STATED EXERCISE. Reproduce the records below exactly, leaving out any pictures.

[start GIVEN ENTRIES]

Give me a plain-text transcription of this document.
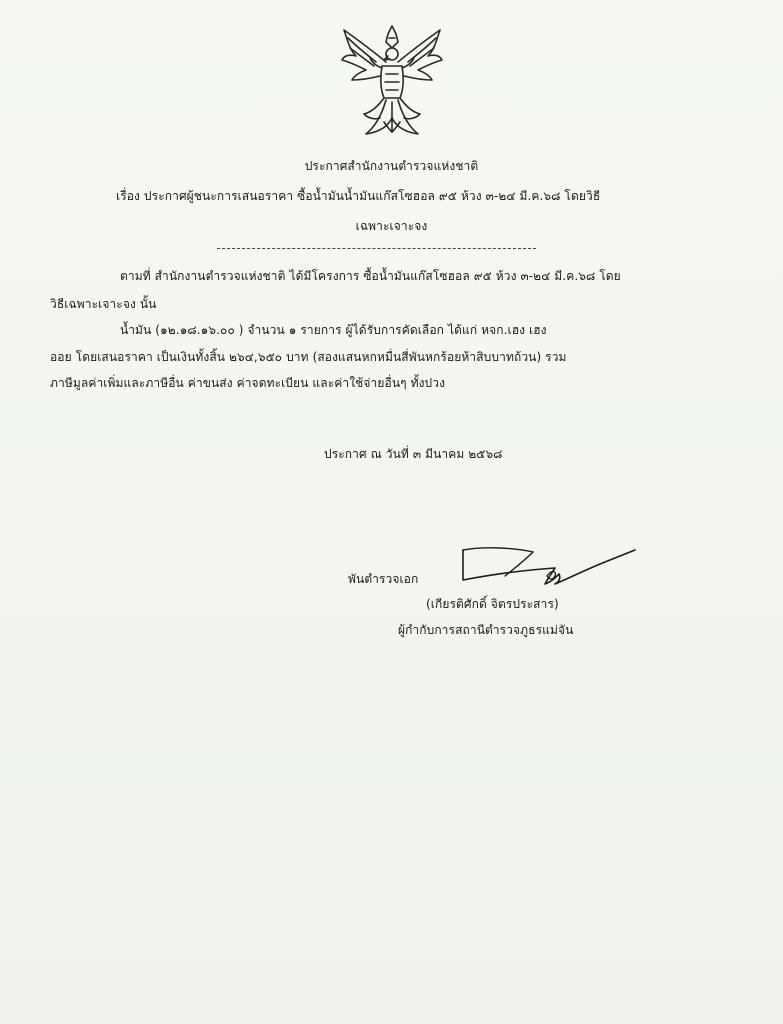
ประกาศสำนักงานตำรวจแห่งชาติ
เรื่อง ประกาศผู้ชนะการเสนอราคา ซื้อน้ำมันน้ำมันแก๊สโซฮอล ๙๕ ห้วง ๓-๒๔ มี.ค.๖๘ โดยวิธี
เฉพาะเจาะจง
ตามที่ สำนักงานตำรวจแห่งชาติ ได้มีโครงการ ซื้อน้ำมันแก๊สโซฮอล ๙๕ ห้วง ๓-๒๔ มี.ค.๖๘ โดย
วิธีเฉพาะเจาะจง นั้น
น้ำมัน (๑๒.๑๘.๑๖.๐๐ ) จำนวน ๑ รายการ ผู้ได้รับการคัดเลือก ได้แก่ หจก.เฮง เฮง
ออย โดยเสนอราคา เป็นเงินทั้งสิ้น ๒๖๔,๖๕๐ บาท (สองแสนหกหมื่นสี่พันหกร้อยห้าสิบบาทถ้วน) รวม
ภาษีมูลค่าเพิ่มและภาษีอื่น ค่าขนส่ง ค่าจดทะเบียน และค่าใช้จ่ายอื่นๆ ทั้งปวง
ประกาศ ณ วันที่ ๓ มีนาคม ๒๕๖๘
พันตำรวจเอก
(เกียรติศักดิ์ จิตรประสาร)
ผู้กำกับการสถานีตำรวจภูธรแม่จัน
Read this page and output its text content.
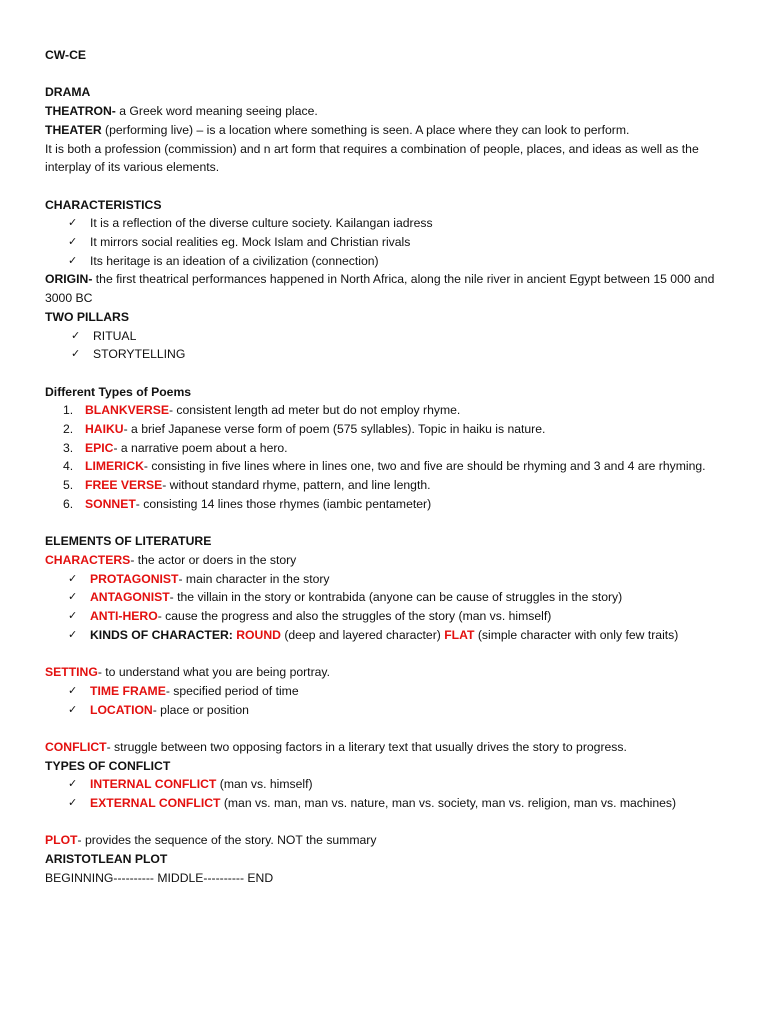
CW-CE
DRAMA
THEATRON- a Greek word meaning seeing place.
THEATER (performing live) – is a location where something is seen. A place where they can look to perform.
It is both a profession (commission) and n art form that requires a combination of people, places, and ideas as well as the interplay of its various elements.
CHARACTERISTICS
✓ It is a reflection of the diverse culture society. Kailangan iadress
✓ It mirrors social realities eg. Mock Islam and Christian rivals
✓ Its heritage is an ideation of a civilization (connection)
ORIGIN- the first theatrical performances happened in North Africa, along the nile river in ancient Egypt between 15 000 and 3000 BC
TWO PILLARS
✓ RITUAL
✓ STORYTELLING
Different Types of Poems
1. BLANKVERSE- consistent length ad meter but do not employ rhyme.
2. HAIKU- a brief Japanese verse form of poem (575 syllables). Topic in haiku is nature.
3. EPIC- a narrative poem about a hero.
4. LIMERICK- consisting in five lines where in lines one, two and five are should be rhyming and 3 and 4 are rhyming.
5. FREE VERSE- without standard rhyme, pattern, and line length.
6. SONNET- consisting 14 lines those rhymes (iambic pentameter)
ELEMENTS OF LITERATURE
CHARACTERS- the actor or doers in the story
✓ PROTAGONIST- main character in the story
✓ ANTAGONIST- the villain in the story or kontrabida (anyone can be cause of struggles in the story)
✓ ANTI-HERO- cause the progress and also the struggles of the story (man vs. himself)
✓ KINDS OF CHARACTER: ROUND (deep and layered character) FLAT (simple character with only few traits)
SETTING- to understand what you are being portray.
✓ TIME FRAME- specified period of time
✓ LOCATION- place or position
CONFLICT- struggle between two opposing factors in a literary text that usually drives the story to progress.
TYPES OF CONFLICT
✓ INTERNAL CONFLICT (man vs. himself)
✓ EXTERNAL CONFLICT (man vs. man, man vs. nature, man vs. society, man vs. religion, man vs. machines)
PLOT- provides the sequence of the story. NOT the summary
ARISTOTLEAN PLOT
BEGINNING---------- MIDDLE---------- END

[end GIVEN ENTRIES]

EXERCISE RESPONSE.
Give me a plain-text transcription of this document.
ประกาศสำนักงานตำรวจแห่งชาติ
เรื่อง ประกาศผู้ชนะการเสนอราคา ซื้อน้ำมันน้ำมันแก๊สโซฮอล ๙๕ ห้วง ๓-๒๔ มี.ค.๖๘ โดยวิธี
เฉพาะเจาะจง
ตามที่ สำนักงานตำรวจแห่งชาติ ได้มีโครงการ ซื้อน้ำมันแก๊สโซฮอล ๙๕ ห้วง ๓-๒๔ มี.ค.๖๘ โดย
วิธีเฉพาะเจาะจง นั้น
น้ำมัน (๑๒.๑๘.๑๖.๐๐ ) จำนวน ๑ รายการ ผู้ได้รับการคัดเลือก ได้แก่ หจก.เฮง เฮง
ออย โดยเสนอราคา เป็นเงินทั้งสิ้น ๒๖๔,๖๕๐ บาท (สองแสนหกหมื่นสี่พันหกร้อยห้าสิบบาทถ้วน) รวม
ภาษีมูลค่าเพิ่มและภาษีอื่น ค่าขนส่ง ค่าจดทะเบียน และค่าใช้จ่ายอื่นๆ ทั้งปวง
ประกาศ ณ วันที่ ๓ มีนาคม ๒๕๖๘
พันตำรวจเอก
(เกียรติศักดิ์ จิตรประสาร)
ผู้กำกับการสถานีตำรวจภูธรแม่จัน
Read this page and output its text content.
CW-CE
DRAMA
THEATRON- a Greek word meaning seeing place.
THEATER (performing live) – is a location where something is seen. A place where they can look to perform.
It is both a profession (commission) and n art form that requires a combination of people, places, and ideas as well as the interplay of its various elements.
CHARACTERISTICS
✓ It is a reflection of the diverse culture society. Kailangan iadress
✓ It mirrors social realities eg. Mock Islam and Christian rivals
✓ Its heritage is an ideation of a civilization (connection)
ORIGIN- the first theatrical performances happened in North Africa, along the nile river in ancient Egypt between 15 000 and 3000 BC
TWO PILLARS
✓ RITUAL
✓ STORYTELLING
Different Types of Poems
1. BLANKVERSE- consistent length ad meter but do not employ rhyme.
2. HAIKU- a brief Japanese verse form of poem (575 syllables). Topic in haiku is nature.
3. EPIC- a narrative poem about a hero.
4. LIMERICK- consisting in five lines where in lines one, two and five are should be rhyming and 3 and 4 are rhyming.
5. FREE VERSE- without standard rhyme, pattern, and line length.
6. SONNET- consisting 14 lines those rhymes (iambic pentameter)
ELEMENTS OF LITERATURE
CHARACTERS- the actor or doers in the story
✓ PROTAGONIST- main character in the story
✓ ANTAGONIST- the villain in the story or kontrabida (anyone can be cause of struggles in the story)
✓ ANTI-HERO- cause the progress and also the struggles of the story (man vs. himself)
✓ KINDS OF CHARACTER: ROUND (deep and layered character) FLAT (simple character with only few traits)
SETTING- to understand what you are being portray.
✓ TIME FRAME- specified period of time
✓ LOCATION- place or position
CONFLICT- struggle between two opposing factors in a literary text that usually drives the story to progress.
TYPES OF CONFLICT
✓ INTERNAL CONFLICT (man vs. himself)
✓ EXTERNAL CONFLICT (man vs. man, man vs. nature, man vs. society, man vs. religion, man vs. machines)
PLOT- provides the sequence of the story. NOT the summary
ARISTOTLEAN PLOT
BEGINNING---------- MIDDLE---------- END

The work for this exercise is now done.